Set problem: Go through the entries below and copy each line containing the word "Load".

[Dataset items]

___

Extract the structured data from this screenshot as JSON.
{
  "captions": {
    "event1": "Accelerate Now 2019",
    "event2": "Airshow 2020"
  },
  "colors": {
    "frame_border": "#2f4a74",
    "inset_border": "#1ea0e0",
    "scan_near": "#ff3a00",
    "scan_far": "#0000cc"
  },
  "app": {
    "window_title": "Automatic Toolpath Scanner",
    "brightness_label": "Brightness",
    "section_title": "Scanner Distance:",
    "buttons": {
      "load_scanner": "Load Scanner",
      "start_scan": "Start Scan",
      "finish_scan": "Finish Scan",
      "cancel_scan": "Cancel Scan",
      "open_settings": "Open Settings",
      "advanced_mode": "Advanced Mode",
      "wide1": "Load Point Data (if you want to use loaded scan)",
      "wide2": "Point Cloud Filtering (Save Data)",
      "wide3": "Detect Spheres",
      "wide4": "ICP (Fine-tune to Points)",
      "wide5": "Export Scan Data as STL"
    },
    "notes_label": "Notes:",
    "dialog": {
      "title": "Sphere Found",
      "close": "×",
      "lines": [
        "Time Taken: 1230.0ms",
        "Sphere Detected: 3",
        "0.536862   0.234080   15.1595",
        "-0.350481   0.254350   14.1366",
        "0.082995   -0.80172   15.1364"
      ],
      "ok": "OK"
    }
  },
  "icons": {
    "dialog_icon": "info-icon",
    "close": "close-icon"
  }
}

___

Finished task:
      "load_scanner": "Load Scanner",
      "wide1": "Load Point Data (if you want to use loaded scan)",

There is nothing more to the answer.